_Task requirements:_ Write out the whole listing, matching it exactly.

_Exercise material:_
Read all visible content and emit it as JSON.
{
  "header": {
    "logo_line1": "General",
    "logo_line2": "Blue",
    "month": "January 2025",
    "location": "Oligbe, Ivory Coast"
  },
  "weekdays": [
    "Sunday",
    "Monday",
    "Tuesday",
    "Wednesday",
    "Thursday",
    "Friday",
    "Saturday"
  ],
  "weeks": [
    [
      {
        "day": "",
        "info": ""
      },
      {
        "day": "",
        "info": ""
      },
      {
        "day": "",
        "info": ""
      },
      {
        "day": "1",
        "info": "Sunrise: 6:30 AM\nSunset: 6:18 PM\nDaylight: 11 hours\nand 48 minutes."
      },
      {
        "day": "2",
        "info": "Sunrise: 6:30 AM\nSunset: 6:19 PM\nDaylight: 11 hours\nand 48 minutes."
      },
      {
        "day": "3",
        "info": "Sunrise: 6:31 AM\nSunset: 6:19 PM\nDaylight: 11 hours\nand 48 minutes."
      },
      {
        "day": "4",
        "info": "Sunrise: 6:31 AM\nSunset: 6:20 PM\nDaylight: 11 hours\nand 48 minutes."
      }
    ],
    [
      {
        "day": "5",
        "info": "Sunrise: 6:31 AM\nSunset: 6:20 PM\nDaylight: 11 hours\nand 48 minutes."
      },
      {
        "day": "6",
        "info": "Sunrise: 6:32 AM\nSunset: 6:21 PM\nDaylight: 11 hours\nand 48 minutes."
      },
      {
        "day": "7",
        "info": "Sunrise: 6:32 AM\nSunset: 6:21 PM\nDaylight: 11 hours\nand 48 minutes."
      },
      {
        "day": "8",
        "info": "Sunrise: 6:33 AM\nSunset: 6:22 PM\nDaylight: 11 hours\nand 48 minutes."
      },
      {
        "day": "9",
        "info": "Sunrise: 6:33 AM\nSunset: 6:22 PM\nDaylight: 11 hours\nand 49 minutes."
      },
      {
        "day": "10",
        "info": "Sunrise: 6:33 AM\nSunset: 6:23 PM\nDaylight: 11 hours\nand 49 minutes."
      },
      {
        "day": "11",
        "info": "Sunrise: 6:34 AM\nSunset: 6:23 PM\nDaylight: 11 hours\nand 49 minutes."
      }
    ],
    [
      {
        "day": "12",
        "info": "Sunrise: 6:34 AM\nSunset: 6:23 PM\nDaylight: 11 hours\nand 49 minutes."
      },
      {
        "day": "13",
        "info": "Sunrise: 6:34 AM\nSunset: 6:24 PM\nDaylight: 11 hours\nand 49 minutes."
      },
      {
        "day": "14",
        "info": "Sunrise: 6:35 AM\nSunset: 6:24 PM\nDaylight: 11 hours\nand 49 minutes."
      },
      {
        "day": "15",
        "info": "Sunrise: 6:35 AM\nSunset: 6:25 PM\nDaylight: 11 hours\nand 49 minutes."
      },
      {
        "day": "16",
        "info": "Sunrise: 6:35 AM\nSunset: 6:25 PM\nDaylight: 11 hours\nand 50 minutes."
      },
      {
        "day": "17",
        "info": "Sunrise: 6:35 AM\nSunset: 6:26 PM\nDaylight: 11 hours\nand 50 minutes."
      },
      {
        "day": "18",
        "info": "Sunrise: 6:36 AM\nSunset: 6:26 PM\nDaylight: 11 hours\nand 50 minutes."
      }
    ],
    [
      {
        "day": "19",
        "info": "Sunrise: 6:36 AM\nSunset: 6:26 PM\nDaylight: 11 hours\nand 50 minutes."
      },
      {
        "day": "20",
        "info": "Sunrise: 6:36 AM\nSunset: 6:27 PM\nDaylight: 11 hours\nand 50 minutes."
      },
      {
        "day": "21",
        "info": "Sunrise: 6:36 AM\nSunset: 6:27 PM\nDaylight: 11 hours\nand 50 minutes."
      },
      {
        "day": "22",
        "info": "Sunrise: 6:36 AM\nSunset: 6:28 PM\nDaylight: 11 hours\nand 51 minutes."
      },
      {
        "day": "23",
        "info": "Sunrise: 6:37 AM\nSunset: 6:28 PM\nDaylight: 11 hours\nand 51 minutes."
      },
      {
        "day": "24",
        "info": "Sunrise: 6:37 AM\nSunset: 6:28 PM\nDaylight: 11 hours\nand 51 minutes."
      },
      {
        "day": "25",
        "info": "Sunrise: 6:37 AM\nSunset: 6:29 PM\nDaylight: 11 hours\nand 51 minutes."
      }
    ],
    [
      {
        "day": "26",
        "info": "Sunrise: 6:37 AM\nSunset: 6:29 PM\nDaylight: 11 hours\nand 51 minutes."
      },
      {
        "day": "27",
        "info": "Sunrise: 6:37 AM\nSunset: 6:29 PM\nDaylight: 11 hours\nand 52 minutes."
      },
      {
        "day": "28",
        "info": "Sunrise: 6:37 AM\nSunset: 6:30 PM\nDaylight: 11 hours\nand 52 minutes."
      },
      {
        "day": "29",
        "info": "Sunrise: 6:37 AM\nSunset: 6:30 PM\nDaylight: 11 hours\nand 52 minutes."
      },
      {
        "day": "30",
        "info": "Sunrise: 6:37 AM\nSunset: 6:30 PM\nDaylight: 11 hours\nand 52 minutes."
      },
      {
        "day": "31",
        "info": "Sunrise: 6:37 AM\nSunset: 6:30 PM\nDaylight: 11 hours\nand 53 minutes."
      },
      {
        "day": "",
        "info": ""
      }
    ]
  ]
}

_Task solution:_
Read all visible content and emit it as JSON.
{
  "header": {
    "logo_line1": "General",
    "logo_line2": "Blue",
    "month": "January 2025",
    "location": "Oligbe, Ivory Coast"
  },
  "weekdays": [
    "Sunday",
    "Monday",
    "Tuesday",
    "Wednesday",
    "Thursday",
    "Friday",
    "Saturday"
  ],
  "weeks": [
    [
      {
        "day": "",
        "info": ""
      },
      {
        "day": "",
        "info": ""
      },
      {
        "day": "",
        "info": ""
      },
      {
        "day": "1",
        "info": "Sunrise: 6:30 AM\nSunset: 6:18 PM\nDaylight: 11 hours\nand 48 minutes."
      },
      {
        "day": "2",
        "info": "Sunrise: 6:30 AM\nSunset: 6:19 PM\nDaylight: 11 hours\nand 48 minutes."
      },
      {
        "day": "3",
        "info": "Sunrise: 6:31 AM\nSunset: 6:19 PM\nDaylight: 11 hours\nand 48 minutes."
      },
      {
        "day": "4",
        "info": "Sunrise: 6:31 AM\nSunset: 6:20 PM\nDaylight: 11 hours\nand 48 minutes."
      }
    ],
    [
      {
        "day": "5",
        "info": "Sunrise: 6:31 AM\nSunset: 6:20 PM\nDaylight: 11 hours\nand 48 minutes."
      },
      {
        "day": "6",
        "info": "Sunrise: 6:32 AM\nSunset: 6:21 PM\nDaylight: 11 hours\nand 48 minutes."
      },
      {
        "day": "7",
        "info": "Sunrise: 6:32 AM\nSunset: 6:21 PM\nDaylight: 11 hours\nand 48 minutes."
      },
      {
        "day": "8",
        "info": "Sunrise: 6:33 AM\nSunset: 6:22 PM\nDaylight: 11 hours\nand 48 minutes."
      },
      {
        "day": "9",
        "info": "Sunrise: 6:33 AM\nSunset: 6:22 PM\nDaylight: 11 hours\nand 49 minutes."
      },
      {
        "day": "10",
        "info": "Sunrise: 6:33 AM\nSunset: 6:23 PM\nDaylight: 11 hours\nand 49 minutes."
      },
      {
        "day": "11",
        "info": "Sunrise: 6:34 AM\nSunset: 6:23 PM\nDaylight: 11 hours\nand 49 minutes."
      }
    ],
    [
      {
        "day": "12",
        "info": "Sunrise: 6:34 AM\nSunset: 6:23 PM\nDaylight: 11 hours\nand 49 minutes."
      },
      {
        "day": "13",
        "info": "Sunrise: 6:34 AM\nSunset: 6:24 PM\nDaylight: 11 hours\nand 49 minutes."
      },
      {
        "day": "14",
        "info": "Sunrise: 6:35 AM\nSunset: 6:24 PM\nDaylight: 11 hours\nand 49 minutes."
      },
      {
        "day": "15",
        "info": "Sunrise: 6:35 AM\nSunset: 6:25 PM\nDaylight: 11 hours\nand 49 minutes."
      },
      {
        "day": "16",
        "info": "Sunrise: 6:35 AM\nSunset: 6:25 PM\nDaylight: 11 hours\nand 50 minutes."
      },
      {
        "day": "17",
        "info": "Sunrise: 6:35 AM\nSunset: 6:26 PM\nDaylight: 11 hours\nand 50 minutes."
      },
      {
        "day": "18",
        "info": "Sunrise: 6:36 AM\nSunset: 6:26 PM\nDaylight: 11 hours\nand 50 minutes."
      }
    ],
    [
      {
        "day": "19",
        "info": "Sunrise: 6:36 AM\nSunset: 6:26 PM\nDaylight: 11 hours\nand 50 minutes."
      },
      {
        "day": "20",
        "info": "Sunrise: 6:36 AM\nSunset: 6:27 PM\nDaylight: 11 hours\nand 50 minutes."
      },
      {
        "day": "21",
        "info": "Sunrise: 6:36 AM\nSunset: 6:27 PM\nDaylight: 11 hours\nand 50 minutes."
      },
      {
        "day": "22",
        "info": "Sunrise: 6:36 AM\nSunset: 6:28 PM\nDaylight: 11 hours\nand 51 minutes."
      },
      {
        "day": "23",
        "info": "Sunrise: 6:37 AM\nSunset: 6:28 PM\nDaylight: 11 hours\nand 51 minutes."
      },
      {
        "day": "24",
        "info": "Sunrise: 6:37 AM\nSunset: 6:28 PM\nDaylight: 11 hours\nand 51 minutes."
      },
      {
        "day": "25",
        "info": "Sunrise: 6:37 AM\nSunset: 6:29 PM\nDaylight: 11 hours\nand 51 minutes."
      }
    ],
    [
      {
        "day": "26",
        "info": "Sunrise: 6:37 AM\nSunset: 6:29 PM\nDaylight: 11 hours\nand 51 minutes."
      },
      {
        "day": "27",
        "info": "Sunrise: 6:37 AM\nSunset: 6:29 PM\nDaylight: 11 hours\nand 52 minutes."
      },
      {
        "day": "28",
        "info": "Sunrise: 6:37 AM\nSunset: 6:30 PM\nDaylight: 11 hours\nand 52 minutes."
      },
      {
        "day": "29",
        "info": "Sunrise: 6:37 AM\nSunset: 6:30 PM\nDaylight: 11 hours\nand 52 minutes."
      },
      {
        "day": "30",
        "info": "Sunrise: 6:37 AM\nSunset: 6:30 PM\nDaylight: 11 hours\nand 52 minutes."
      },
      {
        "day": "31",
        "info": "Sunrise: 6:37 AM\nSunset: 6:30 PM\nDaylight: 11 hours\nand 53 minutes."
      },
      {
        "day": "",
        "info": ""
      }
    ]
  ]
}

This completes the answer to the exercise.